● **Written task**
Set down all of the data that follows word for word, without the images.

# # # # # # #

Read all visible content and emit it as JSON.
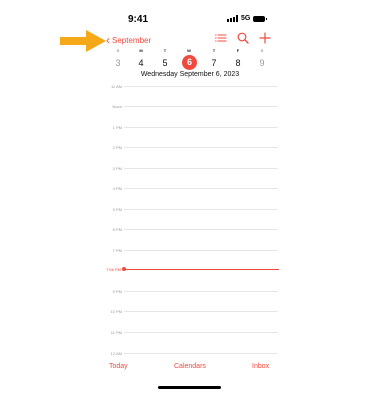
{
  "status_bar": {
    "time": "9:41",
    "network": "5G",
    "signal_icon": "signal-bars-icon",
    "battery_icon": "battery-icon"
  },
  "annotation": {
    "icon": "pointer-arrow-icon",
    "color": "#f5a818"
  },
  "nav": {
    "back_label": "September",
    "back_icon": "chevron-left-icon",
    "icons": [
      "list-icon",
      "search-icon",
      "add-icon"
    ]
  },
  "week": {
    "letters": [
      "S",
      "M",
      "T",
      "W",
      "T",
      "F",
      "S"
    ],
    "days": [
      "3",
      "4",
      "5",
      "6",
      "7",
      "8",
      "9"
    ],
    "selected_index": 3
  },
  "selected_date_label": "Wednesday  September 6, 2023",
  "hours": [
    "11 AM",
    "Noon",
    "1 PM",
    "2 PM",
    "3 PM",
    "4 PM",
    "5 PM",
    "6 PM",
    "7 PM",
    "9 PM",
    "10 PM",
    "11 PM",
    "12 AM"
  ],
  "current_time_label": "7:56 PM",
  "tabs": {
    "today": "Today",
    "calendars": "Calendars",
    "inbox": "Inbox"
  },
  "colors": {
    "accent": "#f04a3f",
    "muted_text": "#9a9a9a",
    "arrow": "#f5a818"
  }
}
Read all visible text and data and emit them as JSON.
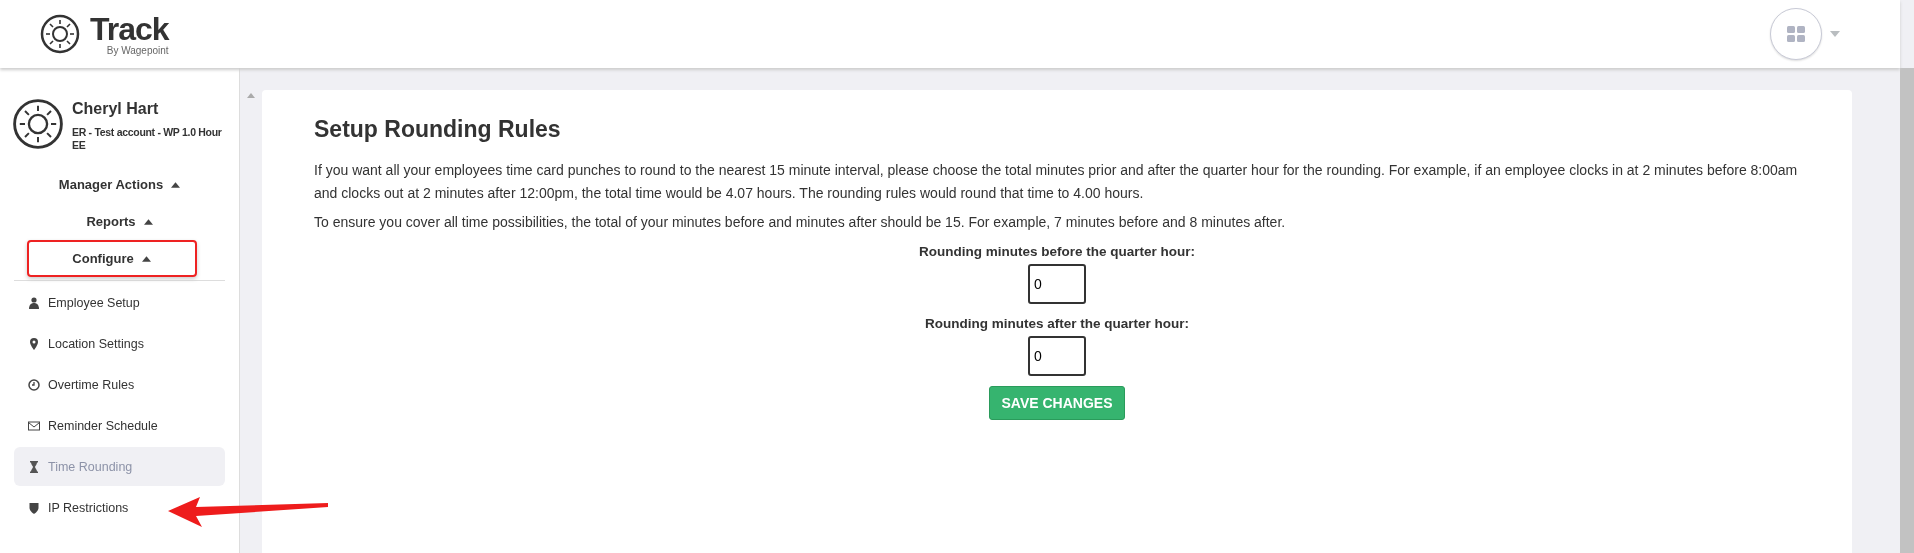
{
  "header": {
    "brand": "Track",
    "brand_sub": "By Wagepoint"
  },
  "user": {
    "name": "Cheryl Hart",
    "company_lines": [
      "ER - Test account - WP 1.0 Hour",
      "EE"
    ]
  },
  "sections": [
    {
      "label": "Manager Actions",
      "expanded": true,
      "highlighted": false
    },
    {
      "label": "Reports",
      "expanded": true,
      "highlighted": false
    },
    {
      "label": "Configure",
      "expanded": true,
      "highlighted": true
    }
  ],
  "menu": [
    {
      "label": "Employee Setup",
      "kind": "person",
      "selected": false,
      "pointed": false
    },
    {
      "label": "Location Settings",
      "kind": "pin",
      "selected": false,
      "pointed": false
    },
    {
      "label": "Overtime Rules",
      "kind": "clock",
      "selected": false,
      "pointed": false
    },
    {
      "label": "Reminder Schedule",
      "kind": "envelope",
      "selected": false,
      "pointed": false
    },
    {
      "label": "Time Rounding",
      "kind": "hourglass",
      "selected": true,
      "pointed": false
    },
    {
      "label": "IP Restrictions",
      "kind": "shield",
      "selected": false,
      "pointed": true
    }
  ],
  "main": {
    "title": "Setup Rounding Rules",
    "paragraphs": [
      "If you want all your employees time card punches to round to the nearest 15 minute interval, please choose the total minutes prior and after the quarter hour for the rounding. For example, if an employee clocks in at 2 minutes before 8:00am and clocks out at 2 minutes after 12:00pm, the total time would be 4.07 hours. The rounding rules would round that time to 4.00 hours.",
      "To ensure you cover all time possibilities, the total of your minutes before and minutes after should be 15. For example, 7 minutes before and 8 minutes after."
    ],
    "fields": [
      {
        "label": "Rounding minutes before the quarter hour:",
        "value": "0"
      },
      {
        "label": "Rounding minutes after the quarter hour:",
        "value": "0"
      }
    ],
    "button": "SAVE CHANGES"
  }
}
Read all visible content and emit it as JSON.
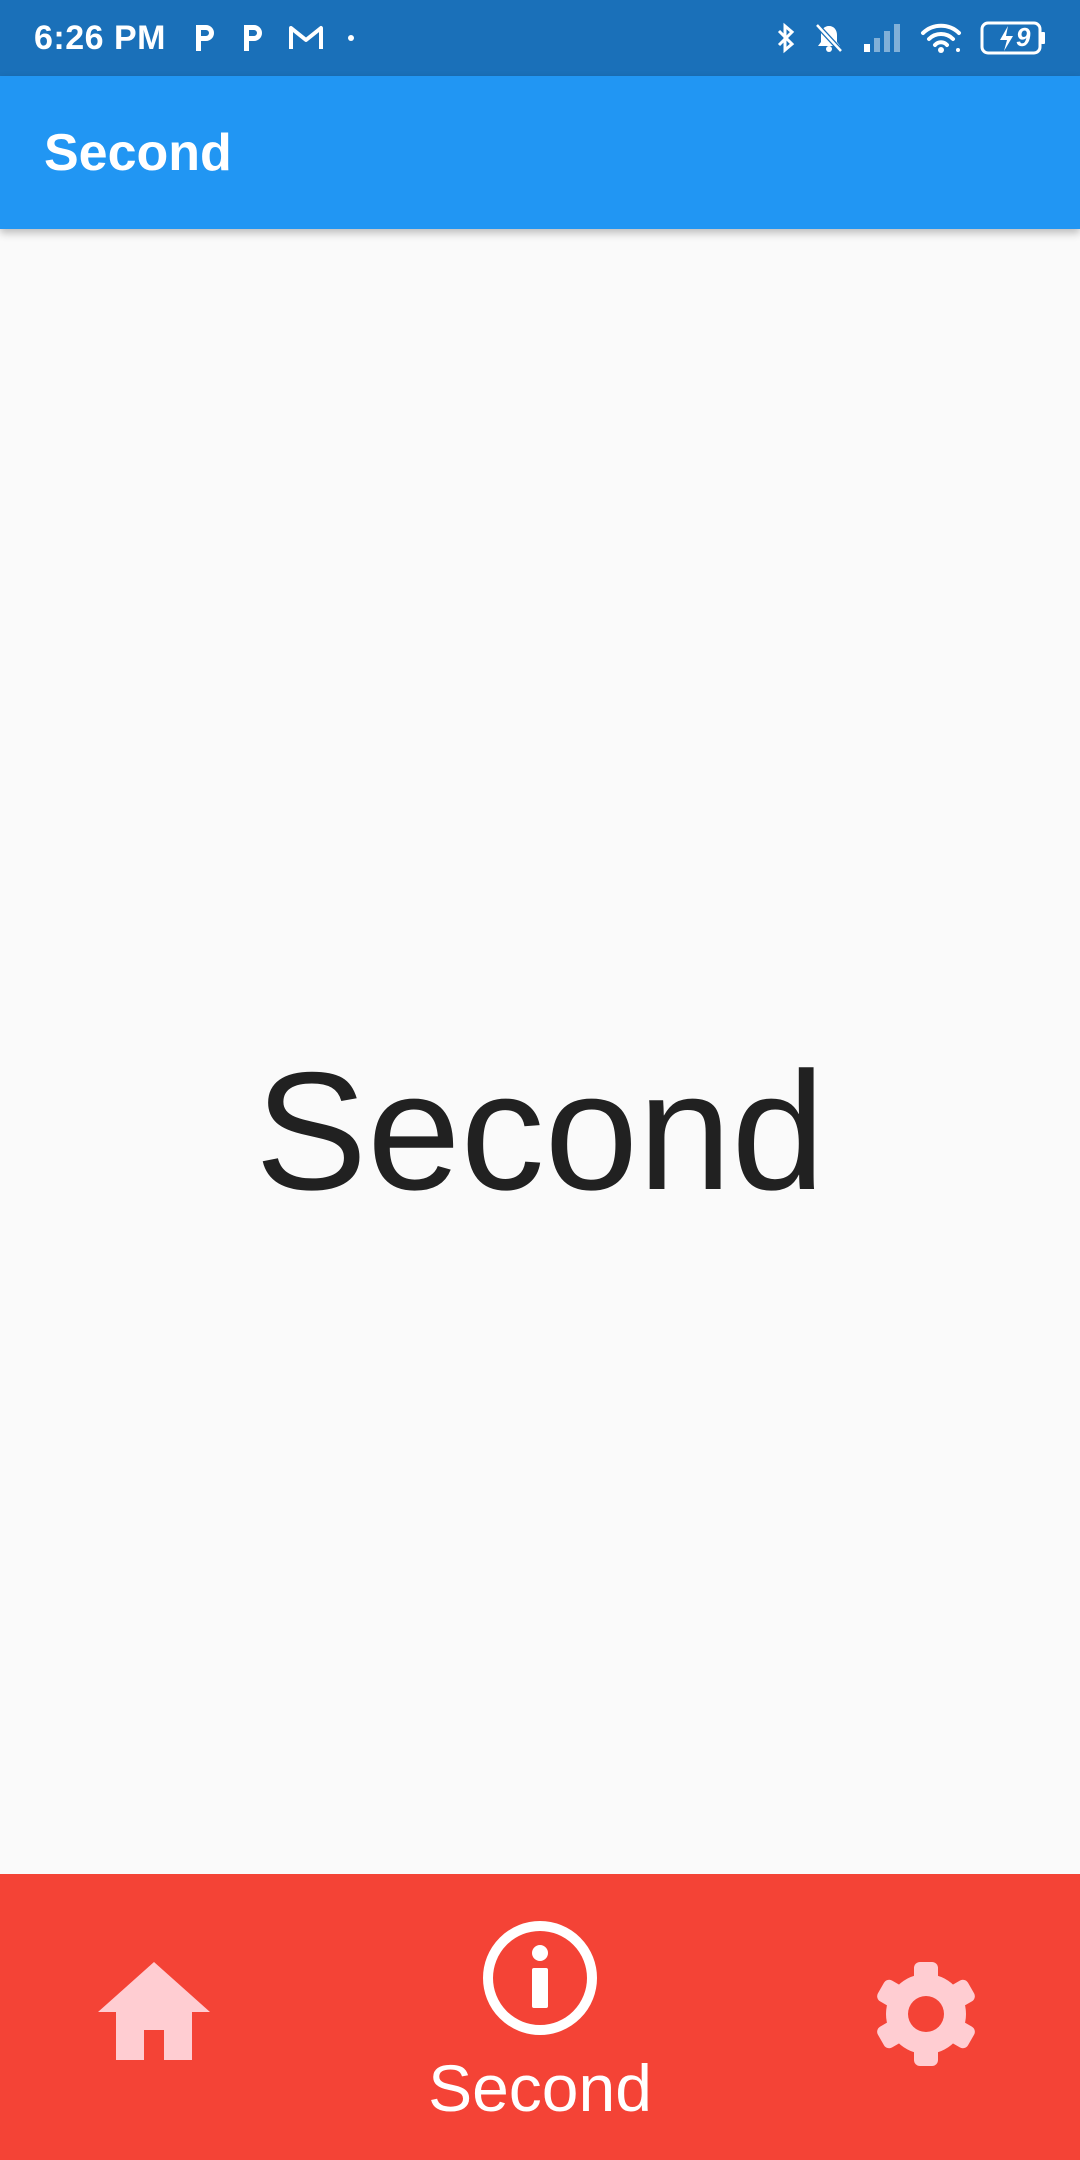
{
  "status_bar": {
    "time": "6:26 PM",
    "battery": "9",
    "icons": [
      "parking-icon",
      "parking-icon",
      "gmail-icon",
      "dot-icon",
      "bluetooth-icon",
      "bell-off-icon",
      "signal-icon",
      "wifi-icon",
      "battery-charging-icon"
    ]
  },
  "app_bar": {
    "title": "Second"
  },
  "main": {
    "center_text": "Second"
  },
  "bottom_nav": {
    "items": [
      {
        "icon": "home-icon",
        "label": "",
        "selected": false
      },
      {
        "icon": "info-icon",
        "label": "Second",
        "selected": true
      },
      {
        "icon": "settings-icon",
        "label": "",
        "selected": false
      }
    ]
  },
  "colors": {
    "status_bar": "#1a70b9",
    "app_bar": "#2196f3",
    "bottom_nav": "#f44336",
    "inactive_icon": "#ffcdd2"
  }
}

# # # # # # #

● **Exercise result**
Read all visible content and emit it as JSON.
{
  "status_bar": {
    "time": "9:41",
    "network": "5G",
    "signal_icon": "signal-bars-icon",
    "battery_icon": "battery-icon"
  },
  "annotation": {
    "icon": "pointer-arrow-icon",
    "color": "#f5a818"
  },
  "nav": {
    "back_label": "September",
    "back_icon": "chevron-left-icon",
    "icons": [
      "list-icon",
      "search-icon",
      "add-icon"
    ]
  },
  "week": {
    "letters": [
      "S",
      "M",
      "T",
      "W",
      "T",
      "F",
      "S"
    ],
    "days": [
      "3",
      "4",
      "5",
      "6",
      "7",
      "8",
      "9"
    ],
    "selected_index": 3
  },
  "selected_date_label": "Wednesday  September 6, 2023",
  "hours": [
    "11 AM",
    "Noon",
    "1 PM",
    "2 PM",
    "3 PM",
    "4 PM",
    "5 PM",
    "6 PM",
    "7 PM",
    "9 PM",
    "10 PM",
    "11 PM",
    "12 AM"
  ],
  "current_time_label": "7:56 PM",
  "tabs": {
    "today": "Today",
    "calendars": "Calendars",
    "inbox": "Inbox"
  },
  "colors": {
    "accent": "#f04a3f",
    "muted_text": "#9a9a9a",
    "arrow": "#f5a818"
  }
}
Read all visible text and data and emit them as JSON.
{
  "header": {
    "brand": "Track",
    "brand_sub": "By Wagepoint"
  },
  "user": {
    "name": "Cheryl Hart",
    "company_lines": [
      "ER - Test account - WP 1.0 Hour",
      "EE"
    ]
  },
  "sections": [
    {
      "label": "Manager Actions",
      "expanded": true,
      "highlighted": false
    },
    {
      "label": "Reports",
      "expanded": true,
      "highlighted": false
    },
    {
      "label": "Configure",
      "expanded": true,
      "highlighted": true
    }
  ],
  "menu": [
    {
      "label": "Employee Setup",
      "kind": "person",
      "selected": false,
      "pointed": false
    },
    {
      "label": "Location Settings",
      "kind": "pin",
      "selected": false,
      "pointed": false
    },
    {
      "label": "Overtime Rules",
      "kind": "clock",
      "selected": false,
      "pointed": false
    },
    {
      "label": "Reminder Schedule",
      "kind": "envelope",
      "selected": false,
      "pointed": false
    },
    {
      "label": "Time Rounding",
      "kind": "hourglass",
      "selected": true,
      "pointed": false
    },
    {
      "label": "IP Restrictions",
      "kind": "shield",
      "selected": false,
      "pointed": true
    }
  ],
  "main": {
    "title": "Setup Rounding Rules",
    "paragraphs": [
      "If you want all your employees time card punches to round to the nearest 15 minute interval, please choose the total minutes prior and after the quarter hour for the rounding. For example, if an employee clocks in at 2 minutes before 8:00am and clocks out at 2 minutes after 12:00pm, the total time would be 4.07 hours. The rounding rules would round that time to 4.00 hours.",
      "To ensure you cover all time possibilities, the total of your minutes before and minutes after should be 15. For example, 7 minutes before and 8 minutes after."
    ],
    "fields": [
      {
        "label": "Rounding minutes before the quarter hour:",
        "value": "0"
      },
      {
        "label": "Rounding minutes after the quarter hour:",
        "value": "0"
      }
    ],
    "button": "SAVE CHANGES"
  }
}
Read all visible content and emit it as JSON.
{
  "status_bar": {
    "time": "6:26 PM",
    "battery": "9",
    "icons": [
      "parking-icon",
      "parking-icon",
      "gmail-icon",
      "dot-icon",
      "bluetooth-icon",
      "bell-off-icon",
      "signal-icon",
      "wifi-icon",
      "battery-charging-icon"
    ]
  },
  "app_bar": {
    "title": "Second"
  },
  "main": {
    "center_text": "Second"
  },
  "bottom_nav": {
    "items": [
      {
        "icon": "home-icon",
        "label": "",
        "selected": false
      },
      {
        "icon": "info-icon",
        "label": "Second",
        "selected": true
      },
      {
        "icon": "settings-icon",
        "label": "",
        "selected": false
      }
    ]
  },
  "colors": {
    "status_bar": "#1a70b9",
    "app_bar": "#2196f3",
    "bottom_nav": "#f44336",
    "inactive_icon": "#ffcdd2"
  }
}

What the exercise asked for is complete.